§ **Given instruction**: Identify the lines bearing the string "time" and gather them.

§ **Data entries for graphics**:

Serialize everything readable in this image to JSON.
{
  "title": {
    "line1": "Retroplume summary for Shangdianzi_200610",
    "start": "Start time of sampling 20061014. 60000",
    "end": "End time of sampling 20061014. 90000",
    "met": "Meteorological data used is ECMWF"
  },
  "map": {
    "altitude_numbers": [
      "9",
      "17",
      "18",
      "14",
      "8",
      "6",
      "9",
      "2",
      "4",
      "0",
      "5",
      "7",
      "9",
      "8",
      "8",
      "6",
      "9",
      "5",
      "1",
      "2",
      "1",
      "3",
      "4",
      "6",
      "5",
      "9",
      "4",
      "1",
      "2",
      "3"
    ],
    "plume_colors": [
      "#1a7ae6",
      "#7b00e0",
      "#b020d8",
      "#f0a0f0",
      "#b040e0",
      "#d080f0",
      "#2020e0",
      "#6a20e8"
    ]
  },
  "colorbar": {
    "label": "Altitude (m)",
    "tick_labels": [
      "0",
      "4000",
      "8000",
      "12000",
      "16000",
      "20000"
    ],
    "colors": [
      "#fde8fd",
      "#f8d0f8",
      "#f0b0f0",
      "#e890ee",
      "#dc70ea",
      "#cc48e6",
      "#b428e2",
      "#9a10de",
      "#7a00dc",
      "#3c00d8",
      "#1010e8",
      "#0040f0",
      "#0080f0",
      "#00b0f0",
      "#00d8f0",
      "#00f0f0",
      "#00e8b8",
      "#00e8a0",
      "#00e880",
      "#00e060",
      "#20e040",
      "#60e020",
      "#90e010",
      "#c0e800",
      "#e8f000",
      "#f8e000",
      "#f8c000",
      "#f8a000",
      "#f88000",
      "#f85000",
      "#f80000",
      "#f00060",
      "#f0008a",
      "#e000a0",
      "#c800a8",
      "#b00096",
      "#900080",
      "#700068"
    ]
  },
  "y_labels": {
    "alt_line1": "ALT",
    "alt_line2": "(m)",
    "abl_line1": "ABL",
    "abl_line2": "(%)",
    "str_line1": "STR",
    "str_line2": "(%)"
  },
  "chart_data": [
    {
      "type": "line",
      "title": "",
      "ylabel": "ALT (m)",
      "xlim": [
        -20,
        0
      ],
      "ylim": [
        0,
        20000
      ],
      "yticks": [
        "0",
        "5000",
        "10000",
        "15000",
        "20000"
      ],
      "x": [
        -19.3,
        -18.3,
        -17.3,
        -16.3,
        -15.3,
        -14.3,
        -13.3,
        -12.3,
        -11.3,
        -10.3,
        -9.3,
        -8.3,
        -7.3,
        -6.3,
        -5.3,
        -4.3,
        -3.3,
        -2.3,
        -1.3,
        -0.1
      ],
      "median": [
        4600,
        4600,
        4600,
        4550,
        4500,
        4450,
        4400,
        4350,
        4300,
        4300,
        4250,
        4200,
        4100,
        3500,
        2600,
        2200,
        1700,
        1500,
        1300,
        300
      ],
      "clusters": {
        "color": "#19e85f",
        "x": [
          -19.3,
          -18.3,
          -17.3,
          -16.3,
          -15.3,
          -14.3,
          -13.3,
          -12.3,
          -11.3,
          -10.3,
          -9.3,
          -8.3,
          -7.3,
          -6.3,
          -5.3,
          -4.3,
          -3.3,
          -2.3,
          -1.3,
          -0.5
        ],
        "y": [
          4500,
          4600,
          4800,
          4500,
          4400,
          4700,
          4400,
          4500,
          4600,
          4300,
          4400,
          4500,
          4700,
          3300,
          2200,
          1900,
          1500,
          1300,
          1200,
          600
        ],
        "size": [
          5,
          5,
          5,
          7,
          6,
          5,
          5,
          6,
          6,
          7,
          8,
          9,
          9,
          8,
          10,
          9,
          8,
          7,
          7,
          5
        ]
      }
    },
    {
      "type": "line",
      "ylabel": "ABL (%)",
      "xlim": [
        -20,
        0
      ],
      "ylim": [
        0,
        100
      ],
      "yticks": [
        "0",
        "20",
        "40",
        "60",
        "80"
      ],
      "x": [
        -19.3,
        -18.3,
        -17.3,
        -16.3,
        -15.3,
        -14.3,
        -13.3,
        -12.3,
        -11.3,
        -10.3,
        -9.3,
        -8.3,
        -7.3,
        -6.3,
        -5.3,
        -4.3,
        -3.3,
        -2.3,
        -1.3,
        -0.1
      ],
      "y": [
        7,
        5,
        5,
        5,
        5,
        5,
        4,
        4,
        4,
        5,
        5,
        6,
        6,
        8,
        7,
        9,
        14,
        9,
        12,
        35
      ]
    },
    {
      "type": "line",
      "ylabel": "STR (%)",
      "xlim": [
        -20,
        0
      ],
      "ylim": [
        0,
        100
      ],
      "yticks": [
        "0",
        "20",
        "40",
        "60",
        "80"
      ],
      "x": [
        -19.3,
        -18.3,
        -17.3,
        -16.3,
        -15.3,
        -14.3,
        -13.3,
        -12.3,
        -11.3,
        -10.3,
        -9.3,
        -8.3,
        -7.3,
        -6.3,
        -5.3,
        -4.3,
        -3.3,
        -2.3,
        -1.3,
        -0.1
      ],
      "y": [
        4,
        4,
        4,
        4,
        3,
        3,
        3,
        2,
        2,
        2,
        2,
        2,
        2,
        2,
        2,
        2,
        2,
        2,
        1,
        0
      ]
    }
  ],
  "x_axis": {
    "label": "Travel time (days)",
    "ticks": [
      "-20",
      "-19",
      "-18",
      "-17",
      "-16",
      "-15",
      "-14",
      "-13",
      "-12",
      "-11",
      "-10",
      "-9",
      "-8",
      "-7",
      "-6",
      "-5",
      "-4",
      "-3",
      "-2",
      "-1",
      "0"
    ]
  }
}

§ **Result of this task**:
    "start": "Start time of sampling 20061014. 60000",
    "end": "End time of sampling 20061014. 90000",
    "label": "Travel time (days)",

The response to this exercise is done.